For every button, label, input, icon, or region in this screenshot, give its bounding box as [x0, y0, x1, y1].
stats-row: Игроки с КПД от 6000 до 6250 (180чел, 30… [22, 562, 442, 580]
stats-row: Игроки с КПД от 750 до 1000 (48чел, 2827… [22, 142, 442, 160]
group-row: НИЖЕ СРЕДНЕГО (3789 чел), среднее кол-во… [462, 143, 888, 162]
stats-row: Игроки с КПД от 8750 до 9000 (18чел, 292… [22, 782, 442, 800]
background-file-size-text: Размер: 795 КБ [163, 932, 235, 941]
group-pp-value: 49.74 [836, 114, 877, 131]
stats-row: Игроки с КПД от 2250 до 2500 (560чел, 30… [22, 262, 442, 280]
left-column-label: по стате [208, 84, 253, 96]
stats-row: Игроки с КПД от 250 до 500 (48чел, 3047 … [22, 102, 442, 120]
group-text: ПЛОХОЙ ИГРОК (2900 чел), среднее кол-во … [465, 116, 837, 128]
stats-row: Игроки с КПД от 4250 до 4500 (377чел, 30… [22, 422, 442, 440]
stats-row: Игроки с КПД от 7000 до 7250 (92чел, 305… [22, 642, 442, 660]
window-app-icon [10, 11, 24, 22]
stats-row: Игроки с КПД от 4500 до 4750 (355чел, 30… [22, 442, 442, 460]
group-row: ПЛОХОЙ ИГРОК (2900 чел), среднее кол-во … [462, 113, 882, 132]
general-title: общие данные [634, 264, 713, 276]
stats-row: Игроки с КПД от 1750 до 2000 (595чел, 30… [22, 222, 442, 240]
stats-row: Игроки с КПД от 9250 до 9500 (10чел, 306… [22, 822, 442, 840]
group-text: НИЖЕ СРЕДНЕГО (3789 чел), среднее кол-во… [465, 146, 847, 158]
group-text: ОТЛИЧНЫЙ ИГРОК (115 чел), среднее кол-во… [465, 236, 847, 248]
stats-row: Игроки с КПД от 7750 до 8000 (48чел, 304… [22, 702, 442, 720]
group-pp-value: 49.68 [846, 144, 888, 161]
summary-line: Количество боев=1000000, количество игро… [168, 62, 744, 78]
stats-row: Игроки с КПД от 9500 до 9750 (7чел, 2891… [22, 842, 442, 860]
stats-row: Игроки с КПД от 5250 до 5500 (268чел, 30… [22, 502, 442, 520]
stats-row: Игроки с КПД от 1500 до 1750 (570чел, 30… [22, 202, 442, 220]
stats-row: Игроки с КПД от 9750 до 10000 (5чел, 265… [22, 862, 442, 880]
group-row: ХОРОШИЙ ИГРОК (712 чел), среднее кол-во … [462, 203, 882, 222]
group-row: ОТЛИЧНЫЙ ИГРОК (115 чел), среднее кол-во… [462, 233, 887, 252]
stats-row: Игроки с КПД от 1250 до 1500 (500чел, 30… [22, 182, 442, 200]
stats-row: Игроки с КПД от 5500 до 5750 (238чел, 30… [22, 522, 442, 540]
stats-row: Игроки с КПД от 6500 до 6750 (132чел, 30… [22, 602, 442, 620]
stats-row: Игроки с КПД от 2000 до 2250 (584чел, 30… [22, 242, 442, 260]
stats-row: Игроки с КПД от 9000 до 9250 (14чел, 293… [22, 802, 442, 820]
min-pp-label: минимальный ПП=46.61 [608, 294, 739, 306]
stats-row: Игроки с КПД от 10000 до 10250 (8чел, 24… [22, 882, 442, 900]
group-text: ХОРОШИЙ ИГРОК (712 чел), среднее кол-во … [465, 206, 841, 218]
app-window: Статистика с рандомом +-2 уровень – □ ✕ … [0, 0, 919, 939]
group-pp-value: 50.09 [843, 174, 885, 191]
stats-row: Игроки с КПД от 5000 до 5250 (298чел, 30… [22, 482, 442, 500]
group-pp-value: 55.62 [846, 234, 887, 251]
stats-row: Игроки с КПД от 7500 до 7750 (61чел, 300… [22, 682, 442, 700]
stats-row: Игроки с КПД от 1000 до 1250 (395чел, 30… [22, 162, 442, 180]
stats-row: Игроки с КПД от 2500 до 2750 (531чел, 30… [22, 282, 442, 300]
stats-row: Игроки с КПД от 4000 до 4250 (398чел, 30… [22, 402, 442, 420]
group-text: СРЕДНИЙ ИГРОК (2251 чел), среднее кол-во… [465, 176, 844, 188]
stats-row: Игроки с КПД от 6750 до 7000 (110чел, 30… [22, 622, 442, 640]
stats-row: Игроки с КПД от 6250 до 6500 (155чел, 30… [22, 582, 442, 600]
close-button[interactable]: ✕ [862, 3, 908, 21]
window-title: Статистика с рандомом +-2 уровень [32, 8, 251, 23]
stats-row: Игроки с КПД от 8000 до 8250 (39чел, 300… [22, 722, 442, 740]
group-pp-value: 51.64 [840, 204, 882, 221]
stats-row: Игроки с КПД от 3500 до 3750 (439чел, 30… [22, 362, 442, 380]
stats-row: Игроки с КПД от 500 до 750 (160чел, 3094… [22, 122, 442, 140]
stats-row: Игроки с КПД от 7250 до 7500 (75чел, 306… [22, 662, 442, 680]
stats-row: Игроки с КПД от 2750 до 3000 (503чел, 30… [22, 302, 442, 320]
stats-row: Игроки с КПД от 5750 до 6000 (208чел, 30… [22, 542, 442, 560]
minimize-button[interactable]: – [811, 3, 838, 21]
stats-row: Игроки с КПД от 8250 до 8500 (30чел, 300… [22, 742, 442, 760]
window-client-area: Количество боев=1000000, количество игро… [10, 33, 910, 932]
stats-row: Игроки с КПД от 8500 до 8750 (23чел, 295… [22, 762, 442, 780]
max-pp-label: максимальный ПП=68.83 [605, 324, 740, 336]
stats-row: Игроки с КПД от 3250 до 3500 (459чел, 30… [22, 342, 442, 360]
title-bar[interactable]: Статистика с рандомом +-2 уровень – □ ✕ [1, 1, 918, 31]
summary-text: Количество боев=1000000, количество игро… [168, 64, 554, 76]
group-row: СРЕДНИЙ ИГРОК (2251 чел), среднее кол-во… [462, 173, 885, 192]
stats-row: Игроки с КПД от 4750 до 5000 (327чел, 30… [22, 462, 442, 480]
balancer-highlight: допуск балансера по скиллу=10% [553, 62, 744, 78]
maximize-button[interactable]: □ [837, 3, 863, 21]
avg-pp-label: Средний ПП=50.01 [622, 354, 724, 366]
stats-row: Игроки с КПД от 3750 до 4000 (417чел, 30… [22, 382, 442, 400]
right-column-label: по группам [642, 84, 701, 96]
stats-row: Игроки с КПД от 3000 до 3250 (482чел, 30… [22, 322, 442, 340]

• _Written instruction_: Please put every line of the records above into a Markdown table with the columns No. and Entry, numbering the rows in order and leaving out blank lines.

• _Solution_:
| No. | Entry |
|---|---|
| 1 | For every button, label, input, icon, or region in this screenshot, give its bounding box as [x0, y0, x1, y1]. |
| 2 | stats-row: Игроки с КПД от 6000 до 6250 (180чел, 30… [22, 562, 442, 580] |
| 3 | stats-row: Игроки с КПД от 750 до 1000 (48чел, 2827… [22, 142, 442, 160] |
| 4 | group-row: НИЖЕ СРЕДНЕГО (3789 чел), среднее кол-во… [462, 143, 888, 162] |
| 5 | stats-row: Игроки с КПД от 8750 до 9000 (18чел, 292… [22, 782, 442, 800] |
| 6 | background-file-size-text: Размер: 795 КБ [163, 932, 235, 941] |
| 7 | group-pp-value: 49.74 [836, 114, 877, 131] |
| 8 | stats-row: Игроки с КПД от 2250 до 2500 (560чел, 30… [22, 262, 442, 280] |
| 9 | left-column-label: по стате [208, 84, 253, 96] |
| 10 | stats-row: Игроки с КПД от 250 до 500 (48чел, 3047 … [22, 102, 442, 120] |
| 11 | group-text: ПЛОХОЙ ИГРОК (2900 чел), среднее кол-во … [465, 116, 837, 128] |
| 12 | stats-row: Игроки с КПД от 4250 до 4500 (377чел, 30… [22, 422, 442, 440] |
| 13 | stats-row: Игроки с КПД от 7000 до 7250 (92чел, 305… [22, 642, 442, 660] |
| 14 | window-app-icon [10, 11, 24, 22] |
| 15 | stats-row: Игроки с КПД от 4500 до 4750 (355чел, 30… [22, 442, 442, 460] |
| 16 | group-row: ПЛОХОЙ ИГРОК (2900 чел), среднее кол-во … [462, 113, 882, 132] |
| 17 | general-title: общие данные [634, 264, 713, 276] |
| 18 | stats-row: Игроки с КПД от 1750 до 2000 (595чел, 30… [22, 222, 442, 240] |
| 19 | stats-row: Игроки с КПД от 9250 до 9500 (10чел, 306… [22, 822, 442, 840] |
| 20 | group-text: НИЖЕ СРЕДНЕГО (3789 чел), среднее кол-во… [465, 146, 847, 158] |
| 21 | group-text: ОТЛИЧНЫЙ ИГРОК (115 чел), среднее кол-во… [465, 236, 847, 248] |
| 22 | stats-row: Игроки с КПД от 7750 до 8000 (48чел, 304… [22, 702, 442, 720] |
| 23 | group-pp-value: 49.68 [846, 144, 888, 161] |
| 24 | summary-line: Количество боев=1000000, количество игро… [168, 62, 744, 78] |
| 25 | stats-row: Игроки с КПД от 9500 до 9750 (7чел, 2891… [22, 842, 442, 860] |
| 26 | stats-row: Игроки с КПД от 5250 до 5500 (268чел, 30… [22, 502, 442, 520] |
| 27 | stats-row: Игроки с КПД от 1500 до 1750 (570чел, 30… [22, 202, 442, 220] |
| 28 | stats-row: Игроки с КПД от 9750 до 10000 (5чел, 265… [22, 862, 442, 880] |
| 29 | group-row: ХОРОШИЙ ИГРОК (712 чел), среднее кол-во … [462, 203, 882, 222] |
| 30 | group-row: ОТЛИЧНЫЙ ИГРОК (115 чел), среднее кол-во… [462, 233, 887, 252] |
| 31 | stats-row: Игроки с КПД от 1250 до 1500 (500чел, 30… [22, 182, 442, 200] |
| 32 | stats-row: Игроки с КПД от 5500 до 5750 (238чел, 30… [22, 522, 442, 540] |
| 33 | stats-row: Игроки с КПД от 6500 до 6750 (132чел, 30… [22, 602, 442, 620] |
| 34 | stats-row: Игроки с КПД от 2000 до 2250 (584чел, 30… [22, 242, 442, 260] |
| 35 | stats-row: Игроки с КПД от 9000 до 9250 (14чел, 293… [22, 802, 442, 820] |
| 36 | min-pp-label: минимальный ПП=46.61 [608, 294, 739, 306] |
| 37 | stats-row: Игроки с КПД от 10000 до 10250 (8чел, 24… [22, 882, 442, 900] |
| 38 | group-text: ХОРОШИЙ ИГРОК (712 чел), среднее кол-во … [465, 206, 841, 218] |
| 39 | app-window: Статистика с рандомом +-2 уровень – □ ✕ … [0, 0, 919, 939] |
| 40 | group-pp-value: 50.09 [843, 174, 885, 191] |
| 41 | stats-row: Игроки с КПД от 5000 до 5250 (298чел, 30… [22, 482, 442, 500] |
| 42 | group-pp-value: 55.62 [846, 234, 887, 251] |
| 43 | stats-row: Игроки с КПД от 7500 до 7750 (61чел, 300… [22, 682, 442, 700] |
| 44 | stats-row: Игроки с КПД от 1000 до 1250 (395чел, 30… [22, 162, 442, 180] |
| 45 | stats-row: Игроки с КПД от 2500 до 2750 (531чел, 30… [22, 282, 442, 300] |
| 46 | stats-row: Игроки с КПД от 4000 до 4250 (398чел, 30… [22, 402, 442, 420] |
| 47 | group-text: СРЕДНИЙ ИГРОК (2251 чел), среднее кол-во… [465, 176, 844, 188] |
| 48 | stats-row: Игроки с КПД от 6750 до 7000 (110чел, 30… [22, 622, 442, 640] |
| 49 | stats-row: Игроки с КПД от 6250 до 6500 (155чел, 30… [22, 582, 442, 600] |
| 50 | close-button[interactable]: ✕ [862, 3, 908, 21] |
| 51 | window-title: Статистика с рандомом +-2 уровень [32, 8, 251, 23] |
| 52 | stats-row: Игроки с КПД от 8000 до 8250 (39чел, 300… [22, 722, 442, 740] |
| 53 | group-pp-value: 51.64 [840, 204, 882, 221] |
| 54 | stats-row: Игроки с КПД от 3500 до 3750 (439чел, 30… [22, 362, 442, 380] |
| 55 | stats-row: Игроки с КПД от 500 до 750 (160чел, 3094… [22, 122, 442, 140] |
| 56 | stats-row: Игроки с КПД от 7250 до 7500 (75чел, 306… [22, 662, 442, 680] |
| 57 | stats-row: Игроки с КПД от 2750 до 3000 (503чел, 30… [22, 302, 442, 320] |
| 58 | stats-row: Игроки с КПД от 5750 до 6000 (208чел, 30… [22, 542, 442, 560] |
| 59 | minimize-button[interactable]: – [811, 3, 838, 21] |
| 60 | stats-row: Игроки с КПД от 8250 до 8500 (30чел, 300… [22, 742, 442, 760] |
| 61 | window-client-area: Количество боев=1000000, количество игро… [10, 33, 910, 932] |
| 62 | stats-row: Игроки с КПД от 8500 до 8750 (23чел, 295… [22, 762, 442, 780] |
| 63 | max-pp-label: максимальный ПП=68.83 [605, 324, 740, 336] |
| 64 | stats-row: Игроки с КПД от 3250 до 3500 (459чел, 30… [22, 342, 442, 360] |
| 65 | title-bar[interactable]: Статистика с рандомом +-2 уровень – □ ✕ [1, 1, 918, 31] |
| 66 | summary-text: Количество боев=1000000, количество игро… [168, 64, 554, 76] |
| 67 | group-row: СРЕДНИЙ ИГРОК (2251 чел), среднее кол-во… [462, 173, 885, 192] |
| 68 | stats-row: Игроки с КПД от 4750 до 5000 (327чел, 30… [22, 462, 442, 480] |
| 69 | balancer-highlight: допуск балансера по скиллу=10% [553, 62, 744, 78] |
| 70 | maximize-button[interactable]: □ [837, 3, 863, 21] |
| 71 | avg-pp-label: Средний ПП=50.01 [622, 354, 724, 366] |
| 72 | stats-row: Игроки с КПД от 3750 до 4000 (417чел, 30… [22, 382, 442, 400] |
| 73 | right-column-label: по группам [642, 84, 701, 96] |
| 74 | stats-row: Игроки с КПД от 3000 до 3250 (482чел, 30… [22, 322, 442, 340] |